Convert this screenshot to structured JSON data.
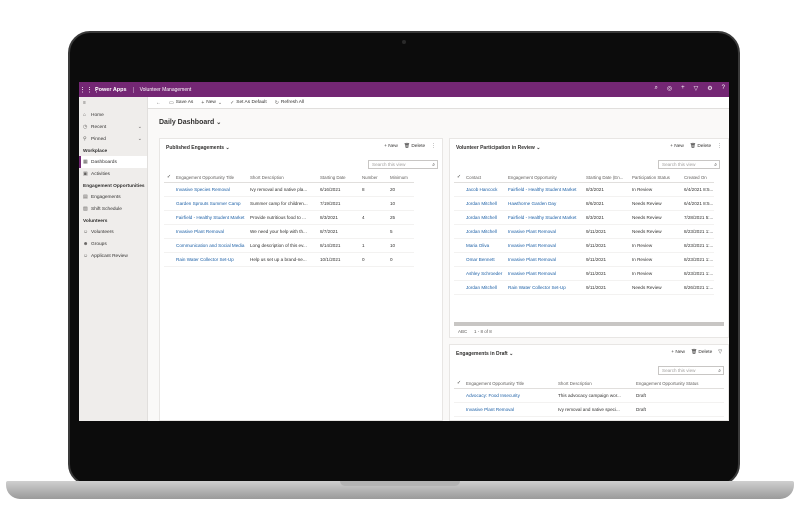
{
  "topbar": {
    "brand": "Power Apps",
    "app_name": "Volunteer Management",
    "icons": [
      "search-icon",
      "lightbulb-icon",
      "plus-icon",
      "filter-icon",
      "gear-icon",
      "help-icon"
    ]
  },
  "sidebar": {
    "top": [
      {
        "icon": "home-icon",
        "label": "Home"
      },
      {
        "icon": "clock-icon",
        "label": "Recent"
      },
      {
        "icon": "pin-icon",
        "label": "Pinned"
      }
    ],
    "groups": [
      {
        "label": "Workplace",
        "items": [
          {
            "icon": "dashboard-icon",
            "label": "Dashboards"
          },
          {
            "icon": "activity-icon",
            "label": "Activities"
          }
        ]
      },
      {
        "label": "Engagement Opportunities",
        "items": [
          {
            "icon": "calendar-icon",
            "label": "Engagements"
          },
          {
            "icon": "clipboard-icon",
            "label": "Shift Schedule"
          }
        ]
      },
      {
        "label": "Volunteers",
        "items": [
          {
            "icon": "person-icon",
            "label": "Volunteers"
          },
          {
            "icon": "group-icon",
            "label": "Groups"
          },
          {
            "icon": "person-review-icon",
            "label": "Applicant Review"
          }
        ]
      }
    ]
  },
  "commandbar": {
    "save_as": "Save As",
    "new": "New",
    "set_default": "Set As Default",
    "refresh_all": "Refresh All"
  },
  "dashboard": {
    "title": "Daily Dashboard"
  },
  "published": {
    "title": "Published Engagements",
    "new": "New",
    "delete": "Delete",
    "search_placeholder": "Search this view",
    "columns": [
      "Engagement Opportunity Title",
      "Short Description",
      "Starting Date",
      "Number",
      "Minimum"
    ],
    "rows": [
      [
        "Invasive Species Removal",
        "Ivy removal and native pla...",
        "6/16/2021",
        "8",
        "20"
      ],
      [
        "Garden Sprouts Summer Camp",
        "Summer camp for children...",
        "7/19/2021",
        "",
        "10"
      ],
      [
        "Fairfield - Healthy Student Market",
        "Provide nutritious food to ...",
        "8/3/2021",
        "4",
        "25"
      ],
      [
        "Invasive Plant Removal",
        "We need your help with th...",
        "8/7/2021",
        "",
        "5"
      ],
      [
        "Communication and Social Media",
        "Long description of this ev...",
        "8/14/2021",
        "1",
        "10"
      ],
      [
        "Rain Water Collector Set-Up",
        "Help us set up a brand-ne...",
        "10/1/2021",
        "0",
        "0"
      ]
    ]
  },
  "participation": {
    "title": "Volunteer Participation in Review",
    "new": "New",
    "delete": "Delete",
    "search_placeholder": "Search this view",
    "columns": [
      "Contact",
      "Engagement Opportunity",
      "Starting Date (En...",
      "Participation Status",
      "Created On"
    ],
    "rows": [
      [
        "Jacob Hancock",
        "Fairfield - Healthy Student Market",
        "8/3/2021",
        "In Review",
        "6/4/2021 8:5..."
      ],
      [
        "Jordan Mitchell",
        "Hawthorne Garden Day",
        "8/6/2021",
        "Needs Review",
        "6/4/2021 8:5..."
      ],
      [
        "Jordan Mitchell",
        "Fairfield - Healthy Student Market",
        "8/3/2021",
        "Needs Review",
        "7/28/2021 5:..."
      ],
      [
        "Jordan Mitchell",
        "Invasive Plant Removal",
        "9/11/2021",
        "Needs Review",
        "8/23/2021 1:..."
      ],
      [
        "Maria Oliva",
        "Invasive Plant Removal",
        "9/11/2021",
        "In Review",
        "8/23/2021 1:..."
      ],
      [
        "Omar Bennett",
        "Invasive Plant Removal",
        "9/11/2021",
        "In Review",
        "8/23/2021 1:..."
      ],
      [
        "Ashley Schroeder",
        "Invasive Plant Removal",
        "9/11/2021",
        "In Review",
        "8/23/2021 1:..."
      ],
      [
        "Jordan Mitchell",
        "Rain Water Collector Set-Up",
        "9/11/2021",
        "Needs Review",
        "8/26/2021 1:..."
      ]
    ],
    "footer_abc": "ABC",
    "footer_count": "1 - 8 of 8"
  },
  "drafts": {
    "title": "Engagements in Draft",
    "new": "New",
    "delete": "Delete",
    "search_placeholder": "Search this view",
    "columns": [
      "Engagement Opportunity Title",
      "Short Description",
      "Engagement Opportunity Status"
    ],
    "rows": [
      [
        "Advocacy: Food Insecurity",
        "This advocacy campaign wor...",
        "Draft"
      ],
      [
        "Invasive Plant Removal",
        "Ivy removal and native speci...",
        "Draft"
      ]
    ]
  },
  "colors": {
    "brand": "#742774",
    "link": "#1b5fa6"
  }
}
::::
• **Exercise requirements**
Give the data again exactly as written, with all pictures left out.

• **Solution for this task**
Convert this screenshot to structured JSON data.
{
  "topbar": {
    "brand": "Power Apps",
    "app_name": "Volunteer Management",
    "icons": [
      "search-icon",
      "lightbulb-icon",
      "plus-icon",
      "filter-icon",
      "gear-icon",
      "help-icon"
    ]
  },
  "sidebar": {
    "top": [
      {
        "icon": "home-icon",
        "label": "Home"
      },
      {
        "icon": "clock-icon",
        "label": "Recent"
      },
      {
        "icon": "pin-icon",
        "label": "Pinned"
      }
    ],
    "groups": [
      {
        "label": "Workplace",
        "items": [
          {
            "icon": "dashboard-icon",
            "label": "Dashboards"
          },
          {
            "icon": "activity-icon",
            "label": "Activities"
          }
        ]
      },
      {
        "label": "Engagement Opportunities",
        "items": [
          {
            "icon": "calendar-icon",
            "label": "Engagements"
          },
          {
            "icon": "clipboard-icon",
            "label": "Shift Schedule"
          }
        ]
      },
      {
        "label": "Volunteers",
        "items": [
          {
            "icon": "person-icon",
            "label": "Volunteers"
          },
          {
            "icon": "group-icon",
            "label": "Groups"
          },
          {
            "icon": "person-review-icon",
            "label": "Applicant Review"
          }
        ]
      }
    ]
  },
  "commandbar": {
    "save_as": "Save As",
    "new": "New",
    "set_default": "Set As Default",
    "refresh_all": "Refresh All"
  },
  "dashboard": {
    "title": "Daily Dashboard"
  },
  "published": {
    "title": "Published Engagements",
    "new": "New",
    "delete": "Delete",
    "search_placeholder": "Search this view",
    "columns": [
      "Engagement Opportunity Title",
      "Short Description",
      "Starting Date",
      "Number",
      "Minimum"
    ],
    "rows": [
      [
        "Invasive Species Removal",
        "Ivy removal and native pla...",
        "6/16/2021",
        "8",
        "20"
      ],
      [
        "Garden Sprouts Summer Camp",
        "Summer camp for children...",
        "7/19/2021",
        "",
        "10"
      ],
      [
        "Fairfield - Healthy Student Market",
        "Provide nutritious food to ...",
        "8/3/2021",
        "4",
        "25"
      ],
      [
        "Invasive Plant Removal",
        "We need your help with th...",
        "8/7/2021",
        "",
        "5"
      ],
      [
        "Communication and Social Media",
        "Long description of this ev...",
        "8/14/2021",
        "1",
        "10"
      ],
      [
        "Rain Water Collector Set-Up",
        "Help us set up a brand-ne...",
        "10/1/2021",
        "0",
        "0"
      ]
    ]
  },
  "participation": {
    "title": "Volunteer Participation in Review",
    "new": "New",
    "delete": "Delete",
    "search_placeholder": "Search this view",
    "columns": [
      "Contact",
      "Engagement Opportunity",
      "Starting Date (En...",
      "Participation Status",
      "Created On"
    ],
    "rows": [
      [
        "Jacob Hancock",
        "Fairfield - Healthy Student Market",
        "8/3/2021",
        "In Review",
        "6/4/2021 8:5..."
      ],
      [
        "Jordan Mitchell",
        "Hawthorne Garden Day",
        "8/6/2021",
        "Needs Review",
        "6/4/2021 8:5..."
      ],
      [
        "Jordan Mitchell",
        "Fairfield - Healthy Student Market",
        "8/3/2021",
        "Needs Review",
        "7/28/2021 5:..."
      ],
      [
        "Jordan Mitchell",
        "Invasive Plant Removal",
        "9/11/2021",
        "Needs Review",
        "8/23/2021 1:..."
      ],
      [
        "Maria Oliva",
        "Invasive Plant Removal",
        "9/11/2021",
        "In Review",
        "8/23/2021 1:..."
      ],
      [
        "Omar Bennett",
        "Invasive Plant Removal",
        "9/11/2021",
        "In Review",
        "8/23/2021 1:..."
      ],
      [
        "Ashley Schroeder",
        "Invasive Plant Removal",
        "9/11/2021",
        "In Review",
        "8/23/2021 1:..."
      ],
      [
        "Jordan Mitchell",
        "Rain Water Collector Set-Up",
        "9/11/2021",
        "Needs Review",
        "8/26/2021 1:..."
      ]
    ],
    "footer_abc": "ABC",
    "footer_count": "1 - 8 of 8"
  },
  "drafts": {
    "title": "Engagements in Draft",
    "new": "New",
    "delete": "Delete",
    "search_placeholder": "Search this view",
    "columns": [
      "Engagement Opportunity Title",
      "Short Description",
      "Engagement Opportunity Status"
    ],
    "rows": [
      [
        "Advocacy: Food Insecurity",
        "This advocacy campaign wor...",
        "Draft"
      ],
      [
        "Invasive Plant Removal",
        "Ivy removal and native speci...",
        "Draft"
      ]
    ]
  },
  "colors": {
    "brand": "#742774",
    "link": "#1b5fa6"
  }
}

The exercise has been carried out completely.